### RECORDS PROVIDED
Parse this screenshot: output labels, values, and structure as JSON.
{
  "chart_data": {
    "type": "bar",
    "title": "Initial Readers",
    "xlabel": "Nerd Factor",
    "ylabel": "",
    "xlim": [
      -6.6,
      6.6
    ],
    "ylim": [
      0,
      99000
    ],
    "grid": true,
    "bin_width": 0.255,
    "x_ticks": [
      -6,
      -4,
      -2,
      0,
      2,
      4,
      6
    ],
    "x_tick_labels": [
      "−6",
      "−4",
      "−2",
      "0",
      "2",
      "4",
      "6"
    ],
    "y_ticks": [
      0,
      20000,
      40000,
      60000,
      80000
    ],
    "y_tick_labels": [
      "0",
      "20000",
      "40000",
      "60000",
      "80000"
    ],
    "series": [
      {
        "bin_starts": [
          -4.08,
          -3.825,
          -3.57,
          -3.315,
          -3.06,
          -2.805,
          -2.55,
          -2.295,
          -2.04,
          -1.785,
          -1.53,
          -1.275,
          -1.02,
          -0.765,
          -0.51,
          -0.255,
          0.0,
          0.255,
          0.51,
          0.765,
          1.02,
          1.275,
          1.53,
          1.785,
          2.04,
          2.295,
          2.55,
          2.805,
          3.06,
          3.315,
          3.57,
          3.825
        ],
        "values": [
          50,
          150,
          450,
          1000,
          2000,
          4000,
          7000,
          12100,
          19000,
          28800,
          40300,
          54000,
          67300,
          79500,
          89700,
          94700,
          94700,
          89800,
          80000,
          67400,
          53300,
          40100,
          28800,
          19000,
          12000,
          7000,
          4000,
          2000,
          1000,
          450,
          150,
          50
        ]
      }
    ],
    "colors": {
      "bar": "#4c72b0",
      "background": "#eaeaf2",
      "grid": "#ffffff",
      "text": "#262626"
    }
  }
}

### PROBLEM
Reproduce the data, keeping every line exactly the same.

### FULL OUTPUT
Parse this screenshot: output labels, values, and structure as JSON.
{
  "chart_data": {
    "type": "bar",
    "title": "Initial Readers",
    "xlabel": "Nerd Factor",
    "ylabel": "",
    "xlim": [
      -6.6,
      6.6
    ],
    "ylim": [
      0,
      99000
    ],
    "grid": true,
    "bin_width": 0.255,
    "x_ticks": [
      -6,
      -4,
      -2,
      0,
      2,
      4,
      6
    ],
    "x_tick_labels": [
      "−6",
      "−4",
      "−2",
      "0",
      "2",
      "4",
      "6"
    ],
    "y_ticks": [
      0,
      20000,
      40000,
      60000,
      80000
    ],
    "y_tick_labels": [
      "0",
      "20000",
      "40000",
      "60000",
      "80000"
    ],
    "series": [
      {
        "bin_starts": [
          -4.08,
          -3.825,
          -3.57,
          -3.315,
          -3.06,
          -2.805,
          -2.55,
          -2.295,
          -2.04,
          -1.785,
          -1.53,
          -1.275,
          -1.02,
          -0.765,
          -0.51,
          -0.255,
          0.0,
          0.255,
          0.51,
          0.765,
          1.02,
          1.275,
          1.53,
          1.785,
          2.04,
          2.295,
          2.55,
          2.805,
          3.06,
          3.315,
          3.57,
          3.825
        ],
        "values": [
          50,
          150,
          450,
          1000,
          2000,
          4000,
          7000,
          12100,
          19000,
          28800,
          40300,
          54000,
          67300,
          79500,
          89700,
          94700,
          94700,
          89800,
          80000,
          67400,
          53300,
          40100,
          28800,
          19000,
          12000,
          7000,
          4000,
          2000,
          1000,
          450,
          150,
          50
        ]
      }
    ],
    "colors": {
      "bar": "#4c72b0",
      "background": "#eaeaf2",
      "grid": "#ffffff",
      "text": "#262626"
    }
  }
}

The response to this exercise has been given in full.